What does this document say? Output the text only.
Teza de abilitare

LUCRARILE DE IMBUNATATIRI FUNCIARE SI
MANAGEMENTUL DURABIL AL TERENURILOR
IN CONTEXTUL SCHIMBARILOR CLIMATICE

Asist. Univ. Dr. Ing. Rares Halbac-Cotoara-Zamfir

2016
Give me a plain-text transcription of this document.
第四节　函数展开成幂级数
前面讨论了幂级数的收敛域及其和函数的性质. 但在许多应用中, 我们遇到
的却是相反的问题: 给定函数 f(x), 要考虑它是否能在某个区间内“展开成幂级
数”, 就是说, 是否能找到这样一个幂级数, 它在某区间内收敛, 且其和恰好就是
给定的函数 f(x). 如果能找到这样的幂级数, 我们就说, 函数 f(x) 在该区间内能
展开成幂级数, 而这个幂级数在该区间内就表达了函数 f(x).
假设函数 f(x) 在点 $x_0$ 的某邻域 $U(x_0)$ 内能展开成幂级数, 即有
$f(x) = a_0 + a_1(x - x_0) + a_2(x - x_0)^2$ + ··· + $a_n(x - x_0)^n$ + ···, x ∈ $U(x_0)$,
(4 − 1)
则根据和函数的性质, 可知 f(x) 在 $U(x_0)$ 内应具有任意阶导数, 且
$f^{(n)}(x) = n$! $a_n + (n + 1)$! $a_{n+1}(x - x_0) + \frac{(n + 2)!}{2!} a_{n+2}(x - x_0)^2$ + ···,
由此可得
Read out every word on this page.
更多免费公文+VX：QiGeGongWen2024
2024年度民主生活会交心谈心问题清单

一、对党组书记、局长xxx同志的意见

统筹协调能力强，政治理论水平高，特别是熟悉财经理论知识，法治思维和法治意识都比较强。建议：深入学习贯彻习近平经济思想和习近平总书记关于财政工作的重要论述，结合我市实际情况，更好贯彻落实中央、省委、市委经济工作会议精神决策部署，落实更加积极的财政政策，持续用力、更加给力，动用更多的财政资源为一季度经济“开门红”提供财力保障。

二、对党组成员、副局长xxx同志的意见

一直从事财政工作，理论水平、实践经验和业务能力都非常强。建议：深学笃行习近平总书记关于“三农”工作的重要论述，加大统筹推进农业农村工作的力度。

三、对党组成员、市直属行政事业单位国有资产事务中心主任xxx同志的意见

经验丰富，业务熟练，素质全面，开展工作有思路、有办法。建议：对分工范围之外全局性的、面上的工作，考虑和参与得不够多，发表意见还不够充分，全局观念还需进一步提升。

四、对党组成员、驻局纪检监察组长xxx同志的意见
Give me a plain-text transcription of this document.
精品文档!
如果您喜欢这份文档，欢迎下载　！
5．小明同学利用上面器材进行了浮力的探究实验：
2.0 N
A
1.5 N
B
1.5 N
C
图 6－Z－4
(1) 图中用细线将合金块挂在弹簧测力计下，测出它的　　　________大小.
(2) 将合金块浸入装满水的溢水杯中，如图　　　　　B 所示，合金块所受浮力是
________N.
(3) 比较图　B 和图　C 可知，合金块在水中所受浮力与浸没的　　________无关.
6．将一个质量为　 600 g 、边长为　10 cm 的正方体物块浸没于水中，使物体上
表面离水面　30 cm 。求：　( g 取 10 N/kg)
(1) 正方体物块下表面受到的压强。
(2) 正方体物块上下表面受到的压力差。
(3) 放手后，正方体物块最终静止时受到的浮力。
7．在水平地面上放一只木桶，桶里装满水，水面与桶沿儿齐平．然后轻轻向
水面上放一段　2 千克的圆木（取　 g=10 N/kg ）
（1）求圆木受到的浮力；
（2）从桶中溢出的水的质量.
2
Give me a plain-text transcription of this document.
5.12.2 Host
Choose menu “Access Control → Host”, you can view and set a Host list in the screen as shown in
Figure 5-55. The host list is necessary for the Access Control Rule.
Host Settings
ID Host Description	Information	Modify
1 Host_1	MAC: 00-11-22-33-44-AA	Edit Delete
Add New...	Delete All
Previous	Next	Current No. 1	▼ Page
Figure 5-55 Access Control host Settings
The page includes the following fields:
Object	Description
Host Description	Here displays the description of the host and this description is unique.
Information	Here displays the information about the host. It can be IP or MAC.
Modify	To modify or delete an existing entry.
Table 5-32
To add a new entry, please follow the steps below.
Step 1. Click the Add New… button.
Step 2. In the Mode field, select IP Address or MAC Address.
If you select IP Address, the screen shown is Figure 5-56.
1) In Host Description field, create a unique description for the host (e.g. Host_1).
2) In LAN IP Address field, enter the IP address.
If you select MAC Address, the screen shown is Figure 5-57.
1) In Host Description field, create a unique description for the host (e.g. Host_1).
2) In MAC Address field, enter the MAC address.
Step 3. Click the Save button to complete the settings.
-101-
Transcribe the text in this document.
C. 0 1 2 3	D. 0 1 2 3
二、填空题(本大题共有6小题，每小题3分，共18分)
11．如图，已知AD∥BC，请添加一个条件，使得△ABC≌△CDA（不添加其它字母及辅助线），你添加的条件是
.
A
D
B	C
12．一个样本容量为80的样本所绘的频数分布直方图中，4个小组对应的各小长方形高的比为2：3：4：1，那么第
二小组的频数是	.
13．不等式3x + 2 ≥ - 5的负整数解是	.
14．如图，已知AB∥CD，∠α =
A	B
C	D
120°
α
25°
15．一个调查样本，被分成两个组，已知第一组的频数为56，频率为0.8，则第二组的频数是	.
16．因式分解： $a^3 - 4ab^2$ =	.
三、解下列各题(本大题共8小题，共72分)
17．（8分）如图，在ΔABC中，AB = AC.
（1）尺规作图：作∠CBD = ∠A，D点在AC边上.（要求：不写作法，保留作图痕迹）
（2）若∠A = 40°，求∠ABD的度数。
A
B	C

* **What to work on**
Search the records for the word "enter" and copy every line where it occurs.

* **Correct response**
2) In LAN IP Address field, enter the IP address.
2) In MAC Address field, enter the MAC address.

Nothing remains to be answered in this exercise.